Exercise description | From the first entry to the last, restate everything word for word and exclude pictures.

Provided records |
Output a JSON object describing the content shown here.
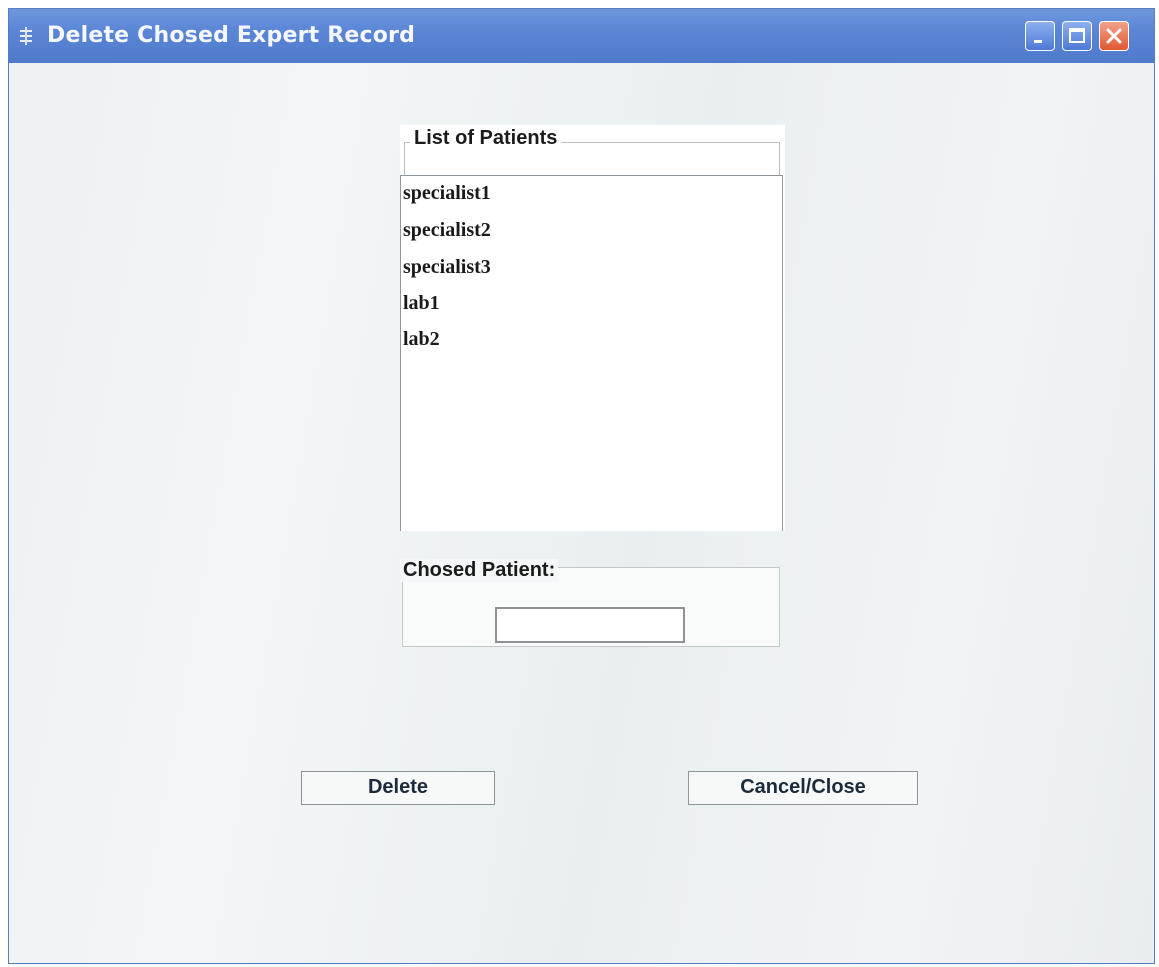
{
  "window": {
    "title": "Delete Chosed Expert Record",
    "controls": [
      "minimize-icon",
      "maximize-icon",
      "close-icon"
    ]
  },
  "list_panel": {
    "title": "List of Patients",
    "items": [
      {
        "label": "specialist1"
      },
      {
        "label": "specialist2"
      },
      {
        "label": "specialist3"
      },
      {
        "label": "lab1"
      },
      {
        "label": "lab2"
      }
    ]
  },
  "chosen_panel": {
    "title": "Chosed Patient:",
    "value": ""
  },
  "buttons": {
    "delete_label": "Delete",
    "cancel_label": "Cancel/Close"
  },
  "colors": {
    "titlebar": "#5b86d6",
    "close_button": "#e0572f",
    "button_text": "#1c2b3c"
  }
}
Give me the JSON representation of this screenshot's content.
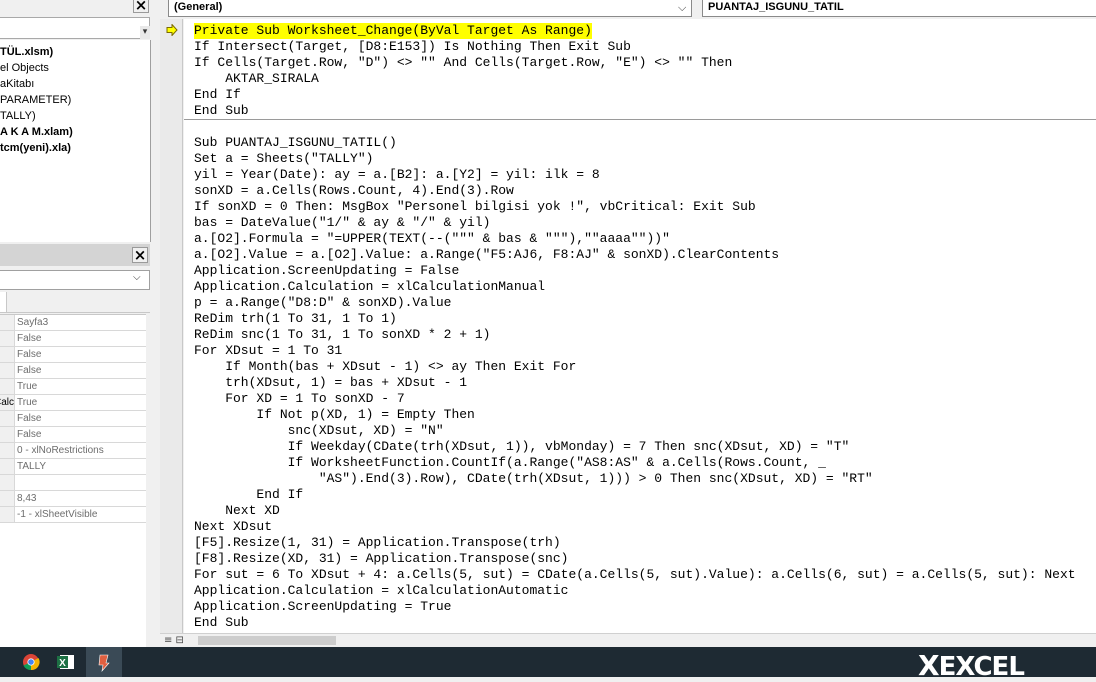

Task output |
Output a JSON object describing the content shown here.
{
  "window": {
    "title": "Delete Chosed Expert Record",
    "controls": [
      "minimize-icon",
      "maximize-icon",
      "close-icon"
    ]
  },
  "list_panel": {
    "title": "List of Patients",
    "items": [
      {
        "label": "specialist1"
      },
      {
        "label": "specialist2"
      },
      {
        "label": "specialist3"
      },
      {
        "label": "lab1"
      },
      {
        "label": "lab2"
      }
    ]
  },
  "chosen_panel": {
    "title": "Chosed Patient:",
    "value": ""
  },
  "buttons": {
    "delete_label": "Delete",
    "cancel_label": "Cancel/Close"
  },
  "colors": {
    "titlebar": "#5b86d6",
    "close_button": "#e0572f",
    "button_text": "#1c2b3c"
  }
}
Give me the JSON representation of this screenshot's content.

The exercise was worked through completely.